● **THE TASKS**
[1] Repeat the Site Reliability Engineer job posting from "About the Role: As" to "a business level.", inclusive, and switch "stakeholders" to "partners".
[2] Resume the Site Reliability Engineer job posting from the point where it stops.

● **PASSAGE**
* * * * * * *
Summary
About the Company: Join a leading global financial services firm where technologists and investment professionals collaborate to drive innovation and operational excellence. The team focuses on building and maintaining cutting-edge systems for high-performing, fast-evolving investment strategies.
About the Role: As a Site Reliability Engineer (SRE), you will leverage your expertise in software and systems engineering to design, build, and maintain robust infrastructure. Your role involves reducing system complexity, improving performance, and ensuring smooth operation of mission-critical applications from development to production. The SRE team has diverse technical experience, including production engineering, software quality metrics, chaos engineering, networking, UNIX internals, and cloud architecture. You will drive automation, optimization, incident response, and support other engineering teams while collaborating with key stakeholders to create reliable, resilient systems.
Responsibilities:
* Manage the full lifecycle of applications at a business level.
* Ensure high availability, reliability, and performance of critical systems.
* Automate repetitive tasks and resolve complex system issues.
* Investigate new solutions to enhance system operations.
* Develop green-field engineering solutions based on root cause analysis.
* Lead incident response, driving both tactical fixes and long-term improvements.
* Promote SRE principles across engineering teams and the organization.
* Collaborate with industry leaders and top-tier engineers.
Qualifications:
* Bachelor’s degree in Computer Science, a related technical field, or equivalent professional experience.
* Strong foundation in computer science principles, including data structures, algorithms, and distributed systems.
* Proficiency in at least one modern programming language (Python preferred).
* * * * * * *
● **LISTED RECORDS**
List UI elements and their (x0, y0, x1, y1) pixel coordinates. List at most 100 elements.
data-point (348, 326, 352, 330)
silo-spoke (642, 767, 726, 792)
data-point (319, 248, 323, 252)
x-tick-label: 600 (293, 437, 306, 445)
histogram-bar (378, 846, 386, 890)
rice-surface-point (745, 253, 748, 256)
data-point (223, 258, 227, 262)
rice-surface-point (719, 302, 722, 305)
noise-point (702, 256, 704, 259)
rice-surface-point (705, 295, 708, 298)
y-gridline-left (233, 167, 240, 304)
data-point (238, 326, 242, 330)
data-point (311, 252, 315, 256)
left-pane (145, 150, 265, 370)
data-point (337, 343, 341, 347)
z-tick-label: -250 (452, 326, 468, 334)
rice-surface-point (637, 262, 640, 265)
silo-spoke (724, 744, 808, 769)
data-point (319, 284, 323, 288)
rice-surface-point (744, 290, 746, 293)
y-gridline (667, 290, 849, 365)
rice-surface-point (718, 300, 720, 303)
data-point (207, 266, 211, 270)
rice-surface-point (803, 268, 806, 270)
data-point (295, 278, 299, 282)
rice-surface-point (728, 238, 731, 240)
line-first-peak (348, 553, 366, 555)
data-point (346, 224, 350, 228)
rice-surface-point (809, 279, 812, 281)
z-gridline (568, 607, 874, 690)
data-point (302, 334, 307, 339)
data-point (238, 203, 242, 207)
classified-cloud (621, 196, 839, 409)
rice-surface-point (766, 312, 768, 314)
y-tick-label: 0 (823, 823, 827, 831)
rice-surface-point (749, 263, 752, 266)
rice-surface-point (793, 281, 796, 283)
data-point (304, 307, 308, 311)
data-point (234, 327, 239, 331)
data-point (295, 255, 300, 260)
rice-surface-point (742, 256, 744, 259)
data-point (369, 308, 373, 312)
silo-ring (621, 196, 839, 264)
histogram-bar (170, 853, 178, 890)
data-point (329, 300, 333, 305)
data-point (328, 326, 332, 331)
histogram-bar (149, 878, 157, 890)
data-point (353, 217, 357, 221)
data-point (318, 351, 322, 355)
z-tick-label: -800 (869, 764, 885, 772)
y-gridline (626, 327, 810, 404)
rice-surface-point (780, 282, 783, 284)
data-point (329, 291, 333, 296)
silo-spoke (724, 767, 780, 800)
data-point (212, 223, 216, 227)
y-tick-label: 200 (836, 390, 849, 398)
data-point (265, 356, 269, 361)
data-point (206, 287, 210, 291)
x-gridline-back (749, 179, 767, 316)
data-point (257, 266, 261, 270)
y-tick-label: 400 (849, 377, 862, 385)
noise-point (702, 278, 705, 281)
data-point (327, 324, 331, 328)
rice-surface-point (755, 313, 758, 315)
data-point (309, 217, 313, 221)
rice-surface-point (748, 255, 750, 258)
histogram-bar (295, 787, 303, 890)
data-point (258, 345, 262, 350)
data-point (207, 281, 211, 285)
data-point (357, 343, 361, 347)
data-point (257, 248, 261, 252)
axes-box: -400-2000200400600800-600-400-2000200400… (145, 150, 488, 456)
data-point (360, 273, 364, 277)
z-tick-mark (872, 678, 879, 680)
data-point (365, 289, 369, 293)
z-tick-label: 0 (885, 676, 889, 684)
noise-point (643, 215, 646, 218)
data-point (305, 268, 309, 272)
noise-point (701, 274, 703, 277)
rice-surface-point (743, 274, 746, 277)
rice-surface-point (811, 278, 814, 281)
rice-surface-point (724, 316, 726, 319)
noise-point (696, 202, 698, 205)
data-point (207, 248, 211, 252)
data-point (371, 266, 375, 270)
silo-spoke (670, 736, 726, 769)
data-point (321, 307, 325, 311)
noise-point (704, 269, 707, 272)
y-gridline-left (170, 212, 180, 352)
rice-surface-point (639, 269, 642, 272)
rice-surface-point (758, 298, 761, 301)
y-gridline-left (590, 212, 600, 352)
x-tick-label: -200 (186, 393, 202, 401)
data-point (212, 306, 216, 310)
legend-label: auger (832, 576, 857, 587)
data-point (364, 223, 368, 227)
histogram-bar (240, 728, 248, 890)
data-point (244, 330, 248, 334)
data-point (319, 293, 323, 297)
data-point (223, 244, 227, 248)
* * * * * * *
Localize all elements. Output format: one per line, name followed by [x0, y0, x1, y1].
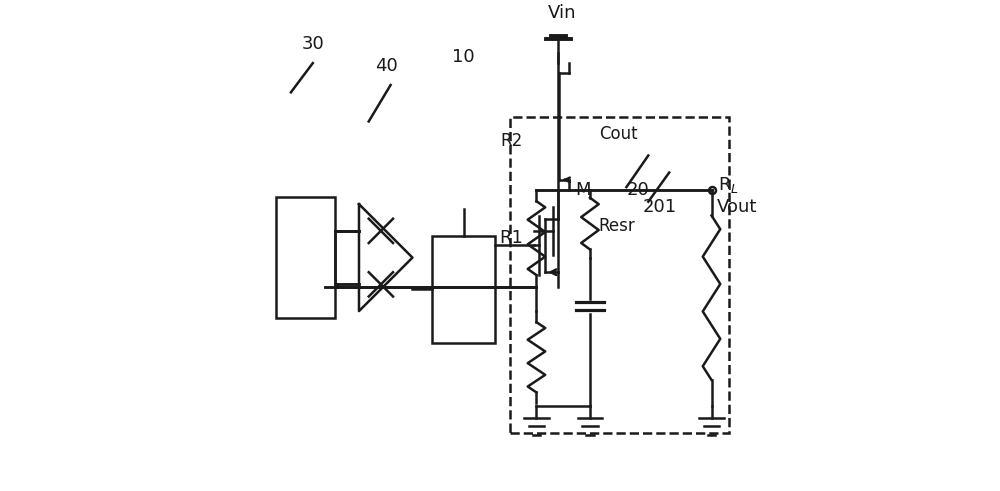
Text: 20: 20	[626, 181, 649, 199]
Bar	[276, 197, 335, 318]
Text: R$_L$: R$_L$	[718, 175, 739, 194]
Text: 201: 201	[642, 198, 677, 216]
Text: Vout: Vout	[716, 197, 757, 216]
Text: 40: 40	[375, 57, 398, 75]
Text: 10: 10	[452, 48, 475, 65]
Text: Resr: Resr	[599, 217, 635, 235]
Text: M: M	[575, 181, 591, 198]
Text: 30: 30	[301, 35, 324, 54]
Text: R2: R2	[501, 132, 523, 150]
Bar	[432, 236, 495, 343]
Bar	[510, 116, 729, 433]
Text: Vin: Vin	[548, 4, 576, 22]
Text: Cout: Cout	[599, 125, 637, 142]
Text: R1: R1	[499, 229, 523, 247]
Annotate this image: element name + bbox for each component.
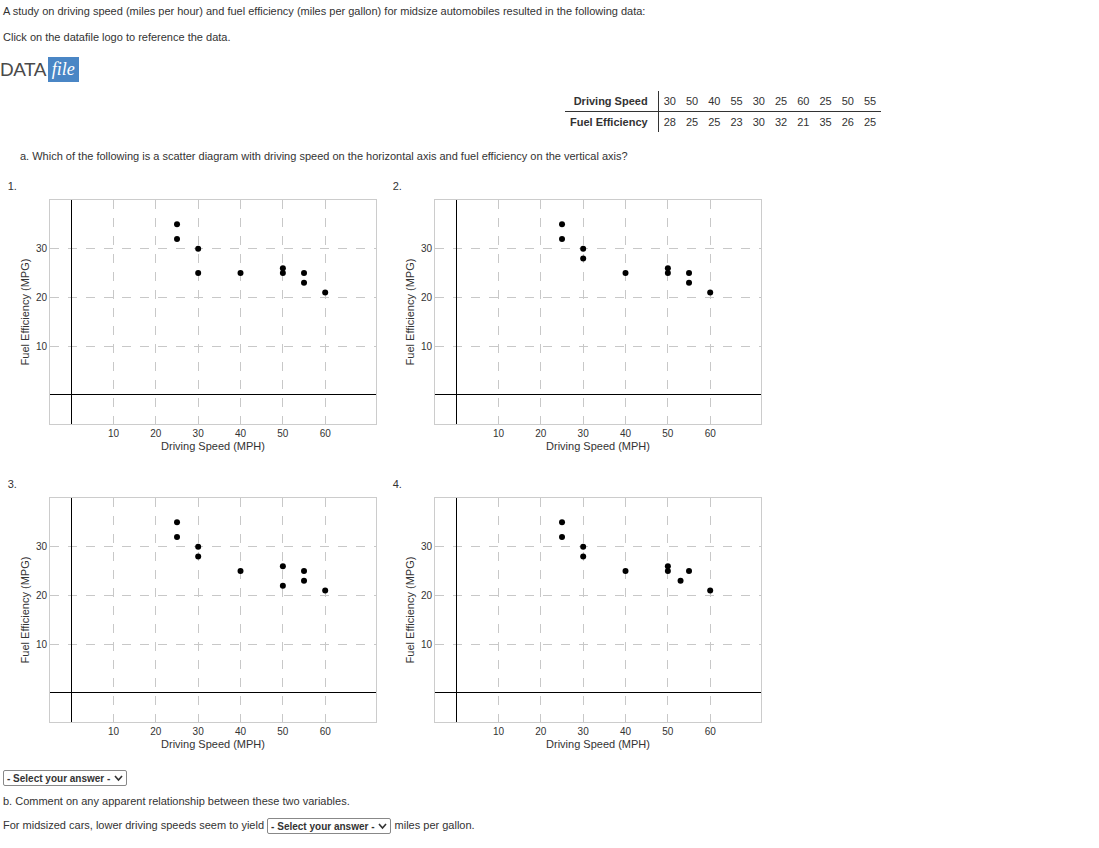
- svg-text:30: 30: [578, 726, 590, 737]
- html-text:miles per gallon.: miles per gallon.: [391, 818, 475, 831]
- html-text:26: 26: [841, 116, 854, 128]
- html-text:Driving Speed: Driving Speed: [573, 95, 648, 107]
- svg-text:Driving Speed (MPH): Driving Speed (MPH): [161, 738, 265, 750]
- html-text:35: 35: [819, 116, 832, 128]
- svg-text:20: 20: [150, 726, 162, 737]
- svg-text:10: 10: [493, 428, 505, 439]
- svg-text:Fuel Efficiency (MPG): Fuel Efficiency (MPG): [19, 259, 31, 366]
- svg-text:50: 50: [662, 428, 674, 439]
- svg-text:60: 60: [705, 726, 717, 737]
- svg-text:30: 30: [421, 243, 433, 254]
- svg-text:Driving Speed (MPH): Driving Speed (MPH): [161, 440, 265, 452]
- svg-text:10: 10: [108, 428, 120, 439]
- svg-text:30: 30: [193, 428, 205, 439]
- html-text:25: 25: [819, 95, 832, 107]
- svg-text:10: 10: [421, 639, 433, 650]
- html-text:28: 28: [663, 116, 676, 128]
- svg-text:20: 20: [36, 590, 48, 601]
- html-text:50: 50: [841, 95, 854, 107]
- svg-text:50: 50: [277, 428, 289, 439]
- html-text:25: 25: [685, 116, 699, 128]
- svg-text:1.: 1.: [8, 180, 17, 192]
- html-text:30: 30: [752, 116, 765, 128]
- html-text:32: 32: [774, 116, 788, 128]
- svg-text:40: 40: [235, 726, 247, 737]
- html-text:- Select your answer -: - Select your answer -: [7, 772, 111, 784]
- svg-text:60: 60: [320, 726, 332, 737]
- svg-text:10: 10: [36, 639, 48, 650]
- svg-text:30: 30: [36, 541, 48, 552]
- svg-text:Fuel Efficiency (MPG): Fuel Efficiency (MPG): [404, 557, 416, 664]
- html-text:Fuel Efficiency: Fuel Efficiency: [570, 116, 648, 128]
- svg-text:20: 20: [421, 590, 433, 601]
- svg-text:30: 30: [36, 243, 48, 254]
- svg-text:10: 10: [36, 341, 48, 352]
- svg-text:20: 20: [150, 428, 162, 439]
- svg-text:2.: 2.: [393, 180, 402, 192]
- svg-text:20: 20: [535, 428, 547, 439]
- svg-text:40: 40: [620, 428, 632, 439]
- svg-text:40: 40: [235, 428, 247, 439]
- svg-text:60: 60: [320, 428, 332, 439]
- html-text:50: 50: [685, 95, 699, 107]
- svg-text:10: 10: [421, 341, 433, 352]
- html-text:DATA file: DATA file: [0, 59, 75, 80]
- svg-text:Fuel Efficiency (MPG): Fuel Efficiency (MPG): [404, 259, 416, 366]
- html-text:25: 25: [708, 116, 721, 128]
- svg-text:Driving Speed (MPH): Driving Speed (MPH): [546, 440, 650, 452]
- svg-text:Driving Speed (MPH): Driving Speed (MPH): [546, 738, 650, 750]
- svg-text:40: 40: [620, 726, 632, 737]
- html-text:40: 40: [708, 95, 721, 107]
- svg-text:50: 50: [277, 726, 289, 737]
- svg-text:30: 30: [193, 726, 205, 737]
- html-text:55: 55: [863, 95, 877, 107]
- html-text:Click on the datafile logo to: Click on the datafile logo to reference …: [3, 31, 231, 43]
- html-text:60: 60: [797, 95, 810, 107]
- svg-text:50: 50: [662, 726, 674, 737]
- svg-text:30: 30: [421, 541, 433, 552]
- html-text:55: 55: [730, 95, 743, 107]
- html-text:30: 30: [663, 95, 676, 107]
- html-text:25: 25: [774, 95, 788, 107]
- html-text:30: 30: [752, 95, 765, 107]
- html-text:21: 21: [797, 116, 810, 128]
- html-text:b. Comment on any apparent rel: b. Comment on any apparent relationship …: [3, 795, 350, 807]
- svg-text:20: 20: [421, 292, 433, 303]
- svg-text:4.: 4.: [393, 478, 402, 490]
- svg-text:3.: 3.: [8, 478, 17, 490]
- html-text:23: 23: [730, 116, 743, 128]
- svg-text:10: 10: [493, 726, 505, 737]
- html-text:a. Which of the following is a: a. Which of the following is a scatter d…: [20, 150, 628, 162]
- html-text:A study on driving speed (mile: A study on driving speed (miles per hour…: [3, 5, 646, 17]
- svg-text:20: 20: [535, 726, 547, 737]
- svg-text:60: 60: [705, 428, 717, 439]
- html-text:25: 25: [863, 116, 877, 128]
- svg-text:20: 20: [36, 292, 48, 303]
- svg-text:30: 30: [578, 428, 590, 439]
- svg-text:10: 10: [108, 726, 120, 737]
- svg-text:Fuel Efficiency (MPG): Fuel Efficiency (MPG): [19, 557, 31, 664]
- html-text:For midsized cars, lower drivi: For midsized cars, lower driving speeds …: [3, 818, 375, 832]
* * * * * * *
● **THE REPLIES**
[1]
About the Role: As a Site Reliability Engineer (SRE), you will leverage your expertise in software and systems engineering to design, build, and maintain robust infrastructure. Your role involves reducing system complexity, improving performance, and ensuring smooth operation of mission-critical applications from development to production. The SRE team has diverse technical experience, including production engineering, software quality metrics, chaos engineering, networking, UNIX internals, and cloud architecture. You will drive automation, optimization, incident response, and support other engineering teams while collaborating with key partners to create reliable, resilient systems.
Responsibilities:
* Manage the full lifecycle of applications at a business level.

[2]
* Experience with software development tools and best practices (testing, version control, CI/CD).
* Strong database knowledge (SQL experience is a plus).
* Web UI development skills (JavaScript, CSS, React) are beneficial.
* Excellent communication skills and a passion for solving challenging technical problems.
* An entrepreneurial spirit with adaptability to new technologies and evolving requirements.
* A drive for learning and applying novel solutions to hard problems.
* Only candidates with better tenure and consistence in employment will be considered
Additional Qualifications:
* Experience with Cloud Platforms: Familiarity with cloud services like AWS, Google Cloud, or Azure is highly beneficial.
* Knowledge of Containerization and Orchestration: Experience with Docker and Kubernetes for managing containerized applications.
* Monitoring and Logging Tools: Proficiency with tools like Prometheus, Grafana, ELK stack, or Splunk for monitoring and logging.
* Security Best Practices: Understanding of security principles and best practices in system and network administration.
* Automation Tools: Experience with automation tools such as Ansible, Terraform, or Chef.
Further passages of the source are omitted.